(Collected data)
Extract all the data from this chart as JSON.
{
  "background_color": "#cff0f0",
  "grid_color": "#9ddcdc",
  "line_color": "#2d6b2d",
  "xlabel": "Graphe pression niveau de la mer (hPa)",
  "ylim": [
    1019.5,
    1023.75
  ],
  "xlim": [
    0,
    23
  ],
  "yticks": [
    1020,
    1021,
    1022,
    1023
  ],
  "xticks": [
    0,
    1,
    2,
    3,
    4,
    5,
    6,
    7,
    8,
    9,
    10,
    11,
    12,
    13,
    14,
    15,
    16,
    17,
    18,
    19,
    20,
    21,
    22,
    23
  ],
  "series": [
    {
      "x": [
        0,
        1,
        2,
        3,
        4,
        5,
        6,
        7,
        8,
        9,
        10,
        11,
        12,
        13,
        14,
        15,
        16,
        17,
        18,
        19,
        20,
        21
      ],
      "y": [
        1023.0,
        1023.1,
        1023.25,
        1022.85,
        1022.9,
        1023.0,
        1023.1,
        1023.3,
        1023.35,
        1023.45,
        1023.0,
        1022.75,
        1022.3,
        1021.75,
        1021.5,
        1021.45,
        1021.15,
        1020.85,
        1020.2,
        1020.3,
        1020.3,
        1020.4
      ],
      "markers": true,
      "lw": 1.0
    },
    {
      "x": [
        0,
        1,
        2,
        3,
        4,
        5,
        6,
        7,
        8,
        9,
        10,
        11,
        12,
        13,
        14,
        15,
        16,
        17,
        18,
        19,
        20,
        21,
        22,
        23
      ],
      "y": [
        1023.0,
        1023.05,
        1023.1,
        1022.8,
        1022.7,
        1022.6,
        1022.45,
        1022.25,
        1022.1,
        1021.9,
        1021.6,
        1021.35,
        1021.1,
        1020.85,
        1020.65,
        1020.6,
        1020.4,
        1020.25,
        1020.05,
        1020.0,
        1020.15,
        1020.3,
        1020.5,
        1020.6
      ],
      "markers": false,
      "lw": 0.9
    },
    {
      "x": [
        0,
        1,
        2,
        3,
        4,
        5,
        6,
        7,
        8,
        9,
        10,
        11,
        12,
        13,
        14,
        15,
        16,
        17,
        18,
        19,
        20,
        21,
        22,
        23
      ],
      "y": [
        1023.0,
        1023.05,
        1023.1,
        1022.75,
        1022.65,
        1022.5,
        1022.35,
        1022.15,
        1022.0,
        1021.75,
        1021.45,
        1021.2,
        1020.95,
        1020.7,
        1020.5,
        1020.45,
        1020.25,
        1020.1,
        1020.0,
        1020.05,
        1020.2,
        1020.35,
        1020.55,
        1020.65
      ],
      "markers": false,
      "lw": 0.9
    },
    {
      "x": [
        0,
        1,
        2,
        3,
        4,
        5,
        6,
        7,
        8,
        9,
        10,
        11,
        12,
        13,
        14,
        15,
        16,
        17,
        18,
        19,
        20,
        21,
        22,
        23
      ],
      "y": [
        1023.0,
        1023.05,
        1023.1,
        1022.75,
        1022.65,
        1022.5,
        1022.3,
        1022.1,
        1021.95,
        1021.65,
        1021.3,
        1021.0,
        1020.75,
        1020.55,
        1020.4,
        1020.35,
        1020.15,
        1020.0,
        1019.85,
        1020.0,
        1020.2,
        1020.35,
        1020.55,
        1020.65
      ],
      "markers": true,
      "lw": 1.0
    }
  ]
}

TASK DESCRIPTION: Reproduce each entry from the records above, character for character.

PROBLEM SOLUTION:
Extract all the data from this chart as JSON.
{
  "background_color": "#cff0f0",
  "grid_color": "#9ddcdc",
  "line_color": "#2d6b2d",
  "xlabel": "Graphe pression niveau de la mer (hPa)",
  "ylim": [
    1019.5,
    1023.75
  ],
  "xlim": [
    0,
    23
  ],
  "yticks": [
    1020,
    1021,
    1022,
    1023
  ],
  "xticks": [
    0,
    1,
    2,
    3,
    4,
    5,
    6,
    7,
    8,
    9,
    10,
    11,
    12,
    13,
    14,
    15,
    16,
    17,
    18,
    19,
    20,
    21,
    22,
    23
  ],
  "series": [
    {
      "x": [
        0,
        1,
        2,
        3,
        4,
        5,
        6,
        7,
        8,
        9,
        10,
        11,
        12,
        13,
        14,
        15,
        16,
        17,
        18,
        19,
        20,
        21
      ],
      "y": [
        1023.0,
        1023.1,
        1023.25,
        1022.85,
        1022.9,
        1023.0,
        1023.1,
        1023.3,
        1023.35,
        1023.45,
        1023.0,
        1022.75,
        1022.3,
        1021.75,
        1021.5,
        1021.45,
        1021.15,
        1020.85,
        1020.2,
        1020.3,
        1020.3,
        1020.4
      ],
      "markers": true,
      "lw": 1.0
    },
    {
      "x": [
        0,
        1,
        2,
        3,
        4,
        5,
        6,
        7,
        8,
        9,
        10,
        11,
        12,
        13,
        14,
        15,
        16,
        17,
        18,
        19,
        20,
        21,
        22,
        23
      ],
      "y": [
        1023.0,
        1023.05,
        1023.1,
        1022.8,
        1022.7,
        1022.6,
        1022.45,
        1022.25,
        1022.1,
        1021.9,
        1021.6,
        1021.35,
        1021.1,
        1020.85,
        1020.65,
        1020.6,
        1020.4,
        1020.25,
        1020.05,
        1020.0,
        1020.15,
        1020.3,
        1020.5,
        1020.6
      ],
      "markers": false,
      "lw": 0.9
    },
    {
      "x": [
        0,
        1,
        2,
        3,
        4,
        5,
        6,
        7,
        8,
        9,
        10,
        11,
        12,
        13,
        14,
        15,
        16,
        17,
        18,
        19,
        20,
        21,
        22,
        23
      ],
      "y": [
        1023.0,
        1023.05,
        1023.1,
        1022.75,
        1022.65,
        1022.5,
        1022.35,
        1022.15,
        1022.0,
        1021.75,
        1021.45,
        1021.2,
        1020.95,
        1020.7,
        1020.5,
        1020.45,
        1020.25,
        1020.1,
        1020.0,
        1020.05,
        1020.2,
        1020.35,
        1020.55,
        1020.65
      ],
      "markers": false,
      "lw": 0.9
    },
    {
      "x": [
        0,
        1,
        2,
        3,
        4,
        5,
        6,
        7,
        8,
        9,
        10,
        11,
        12,
        13,
        14,
        15,
        16,
        17,
        18,
        19,
        20,
        21,
        22,
        23
      ],
      "y": [
        1023.0,
        1023.05,
        1023.1,
        1022.75,
        1022.65,
        1022.5,
        1022.3,
        1022.1,
        1021.95,
        1021.65,
        1021.3,
        1021.0,
        1020.75,
        1020.55,
        1020.4,
        1020.35,
        1020.15,
        1020.0,
        1019.85,
        1020.0,
        1020.2,
        1020.35,
        1020.55,
        1020.65
      ],
      "markers": true,
      "lw": 1.0
    }
  ]
}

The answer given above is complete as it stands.